Work to complete –
Tally the lines that contain the string "this" and state that total without comment.

— Begin Supplied data —

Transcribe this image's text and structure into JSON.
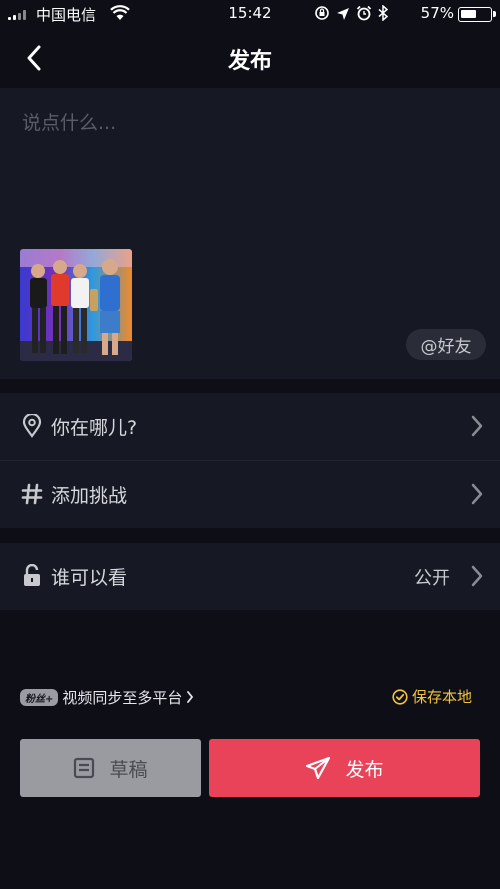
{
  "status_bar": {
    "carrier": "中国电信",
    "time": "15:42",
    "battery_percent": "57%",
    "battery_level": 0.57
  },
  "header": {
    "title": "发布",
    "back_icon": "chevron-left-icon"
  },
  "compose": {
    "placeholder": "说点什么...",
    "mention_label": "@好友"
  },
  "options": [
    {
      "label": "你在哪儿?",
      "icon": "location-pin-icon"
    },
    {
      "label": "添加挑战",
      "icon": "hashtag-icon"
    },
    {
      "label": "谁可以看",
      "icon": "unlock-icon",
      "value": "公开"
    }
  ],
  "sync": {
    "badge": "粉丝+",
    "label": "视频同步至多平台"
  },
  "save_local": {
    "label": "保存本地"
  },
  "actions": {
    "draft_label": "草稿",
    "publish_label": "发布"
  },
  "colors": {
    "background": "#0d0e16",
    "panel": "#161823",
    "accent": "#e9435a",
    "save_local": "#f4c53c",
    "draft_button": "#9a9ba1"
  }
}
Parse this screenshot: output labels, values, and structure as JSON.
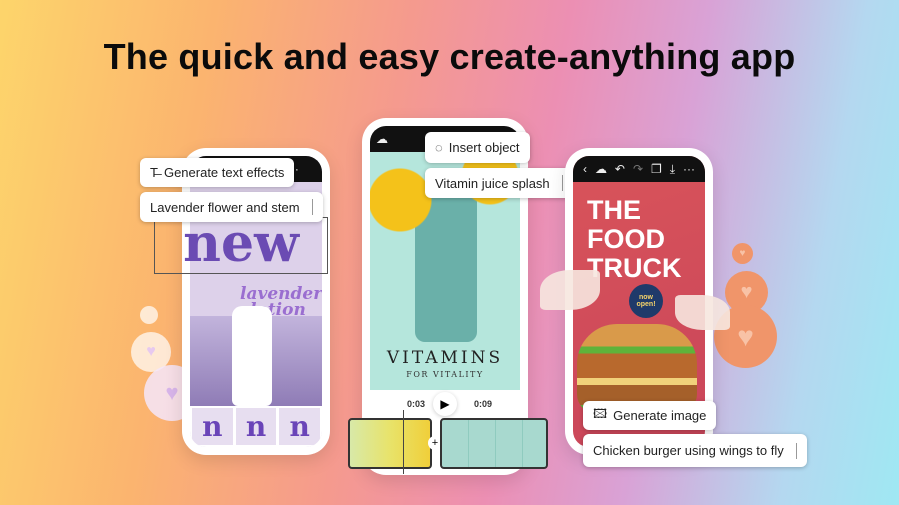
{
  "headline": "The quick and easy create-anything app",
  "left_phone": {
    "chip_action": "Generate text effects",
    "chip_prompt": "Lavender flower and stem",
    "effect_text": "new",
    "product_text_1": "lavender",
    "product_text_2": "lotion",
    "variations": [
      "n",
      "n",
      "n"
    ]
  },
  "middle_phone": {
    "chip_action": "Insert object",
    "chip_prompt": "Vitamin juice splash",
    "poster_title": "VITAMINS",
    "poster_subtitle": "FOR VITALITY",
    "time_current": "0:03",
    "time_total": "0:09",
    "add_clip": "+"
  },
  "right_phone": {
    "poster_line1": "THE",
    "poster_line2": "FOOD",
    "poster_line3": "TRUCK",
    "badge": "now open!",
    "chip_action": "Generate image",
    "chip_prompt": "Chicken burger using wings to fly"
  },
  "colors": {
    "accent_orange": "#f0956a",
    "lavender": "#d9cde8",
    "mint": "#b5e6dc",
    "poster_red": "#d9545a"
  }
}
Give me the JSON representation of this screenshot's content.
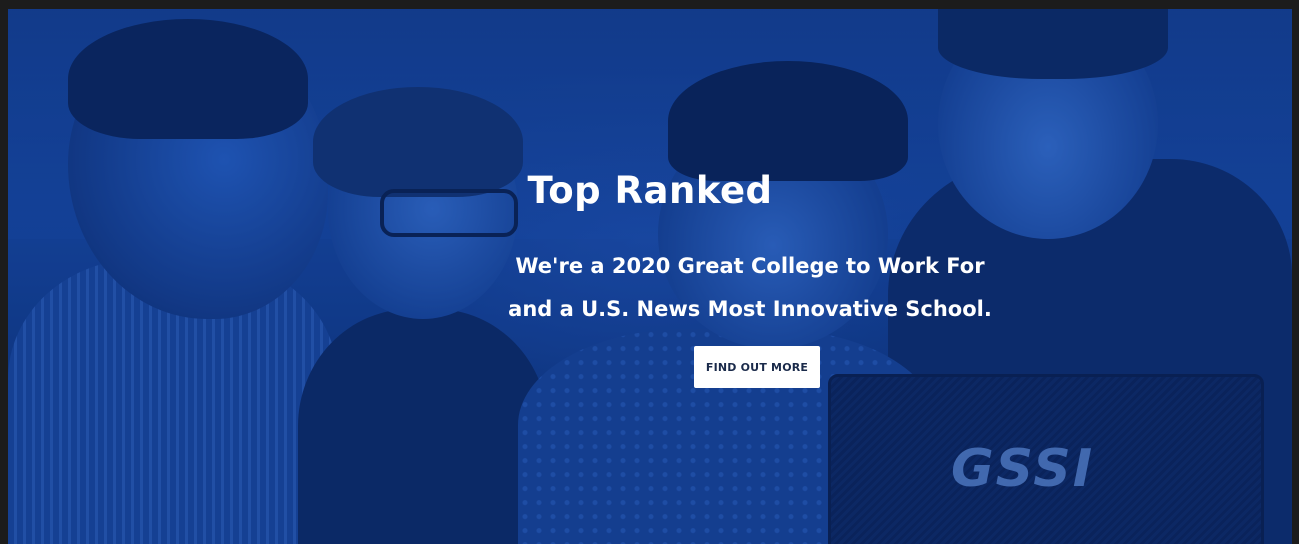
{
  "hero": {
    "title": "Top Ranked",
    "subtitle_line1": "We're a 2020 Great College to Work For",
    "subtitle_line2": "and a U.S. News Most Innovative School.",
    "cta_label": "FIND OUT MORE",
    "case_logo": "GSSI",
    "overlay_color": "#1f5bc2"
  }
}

— End Supplied data —

Answer –
3